## Items from a dataset:
_ _ _

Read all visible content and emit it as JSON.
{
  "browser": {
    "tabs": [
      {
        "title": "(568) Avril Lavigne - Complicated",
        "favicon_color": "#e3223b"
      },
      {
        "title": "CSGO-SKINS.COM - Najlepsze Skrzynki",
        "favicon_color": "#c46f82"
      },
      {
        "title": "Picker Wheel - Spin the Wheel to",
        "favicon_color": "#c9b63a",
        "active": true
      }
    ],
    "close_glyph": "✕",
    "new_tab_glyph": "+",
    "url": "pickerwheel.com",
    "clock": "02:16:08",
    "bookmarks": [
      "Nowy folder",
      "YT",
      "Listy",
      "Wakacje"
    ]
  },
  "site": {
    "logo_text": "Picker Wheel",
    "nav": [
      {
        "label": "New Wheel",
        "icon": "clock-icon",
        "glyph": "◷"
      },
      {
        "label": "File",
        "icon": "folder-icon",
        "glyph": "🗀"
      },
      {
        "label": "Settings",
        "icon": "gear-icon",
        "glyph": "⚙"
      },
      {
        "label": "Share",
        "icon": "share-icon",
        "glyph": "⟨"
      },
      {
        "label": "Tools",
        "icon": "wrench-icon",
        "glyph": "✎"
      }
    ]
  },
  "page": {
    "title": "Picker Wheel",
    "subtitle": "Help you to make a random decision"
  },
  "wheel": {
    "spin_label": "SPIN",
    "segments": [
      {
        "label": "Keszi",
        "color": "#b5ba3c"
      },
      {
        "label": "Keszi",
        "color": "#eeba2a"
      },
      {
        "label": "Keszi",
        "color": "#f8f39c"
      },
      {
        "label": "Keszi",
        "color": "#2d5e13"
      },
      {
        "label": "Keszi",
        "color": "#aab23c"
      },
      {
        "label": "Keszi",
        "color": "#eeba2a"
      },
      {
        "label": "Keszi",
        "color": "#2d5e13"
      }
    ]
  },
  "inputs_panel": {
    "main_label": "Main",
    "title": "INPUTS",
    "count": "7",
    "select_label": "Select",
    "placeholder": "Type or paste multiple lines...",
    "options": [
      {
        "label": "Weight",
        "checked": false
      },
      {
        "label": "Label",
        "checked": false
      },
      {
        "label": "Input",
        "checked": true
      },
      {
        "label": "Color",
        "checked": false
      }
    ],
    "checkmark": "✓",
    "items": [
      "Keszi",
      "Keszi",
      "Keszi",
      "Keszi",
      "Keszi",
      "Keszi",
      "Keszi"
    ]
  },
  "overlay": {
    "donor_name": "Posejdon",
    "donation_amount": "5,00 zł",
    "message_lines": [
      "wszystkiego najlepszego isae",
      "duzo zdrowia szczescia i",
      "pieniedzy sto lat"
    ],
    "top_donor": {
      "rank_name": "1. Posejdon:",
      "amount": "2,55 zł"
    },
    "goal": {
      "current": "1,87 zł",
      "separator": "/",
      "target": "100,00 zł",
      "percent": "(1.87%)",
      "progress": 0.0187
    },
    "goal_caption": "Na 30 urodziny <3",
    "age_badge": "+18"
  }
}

_ _ _

## Aim of the task:
Output an exact copy of each record.

## The completed task:
Read all visible content and emit it as JSON.
{
  "browser": {
    "tabs": [
      {
        "title": "(568) Avril Lavigne - Complicated",
        "favicon_color": "#e3223b"
      },
      {
        "title": "CSGO-SKINS.COM - Najlepsze Skrzynki",
        "favicon_color": "#c46f82"
      },
      {
        "title": "Picker Wheel - Spin the Wheel to",
        "favicon_color": "#c9b63a",
        "active": true
      }
    ],
    "close_glyph": "✕",
    "new_tab_glyph": "+",
    "url": "pickerwheel.com",
    "clock": "02:16:08",
    "bookmarks": [
      "Nowy folder",
      "YT",
      "Listy",
      "Wakacje"
    ]
  },
  "site": {
    "logo_text": "Picker Wheel",
    "nav": [
      {
        "label": "New Wheel",
        "icon": "clock-icon",
        "glyph": "◷"
      },
      {
        "label": "File",
        "icon": "folder-icon",
        "glyph": "🗀"
      },
      {
        "label": "Settings",
        "icon": "gear-icon",
        "glyph": "⚙"
      },
      {
        "label": "Share",
        "icon": "share-icon",
        "glyph": "⟨"
      },
      {
        "label": "Tools",
        "icon": "wrench-icon",
        "glyph": "✎"
      }
    ]
  },
  "page": {
    "title": "Picker Wheel",
    "subtitle": "Help you to make a random decision"
  },
  "wheel": {
    "spin_label": "SPIN",
    "segments": [
      {
        "label": "Keszi",
        "color": "#b5ba3c"
      },
      {
        "label": "Keszi",
        "color": "#eeba2a"
      },
      {
        "label": "Keszi",
        "color": "#f8f39c"
      },
      {
        "label": "Keszi",
        "color": "#2d5e13"
      },
      {
        "label": "Keszi",
        "color": "#aab23c"
      },
      {
        "label": "Keszi",
        "color": "#eeba2a"
      },
      {
        "label": "Keszi",
        "color": "#2d5e13"
      }
    ]
  },
  "inputs_panel": {
    "main_label": "Main",
    "title": "INPUTS",
    "count": "7",
    "select_label": "Select",
    "placeholder": "Type or paste multiple lines...",
    "options": [
      {
        "label": "Weight",
        "checked": false
      },
      {
        "label": "Label",
        "checked": false
      },
      {
        "label": "Input",
        "checked": true
      },
      {
        "label": "Color",
        "checked": false
      }
    ],
    "checkmark": "✓",
    "items": [
      "Keszi",
      "Keszi",
      "Keszi",
      "Keszi",
      "Keszi",
      "Keszi",
      "Keszi"
    ]
  },
  "overlay": {
    "donor_name": "Posejdon",
    "donation_amount": "5,00 zł",
    "message_lines": [
      "wszystkiego najlepszego isae",
      "duzo zdrowia szczescia i",
      "pieniedzy sto lat"
    ],
    "top_donor": {
      "rank_name": "1. Posejdon:",
      "amount": "2,55 zł"
    },
    "goal": {
      "current": "1,87 zł",
      "separator": "/",
      "target": "100,00 zł",
      "percent": "(1.87%)",
      "progress": 0.0187
    },
    "goal_caption": "Na 30 urodziny <3",
    "age_badge": "+18"
  }
}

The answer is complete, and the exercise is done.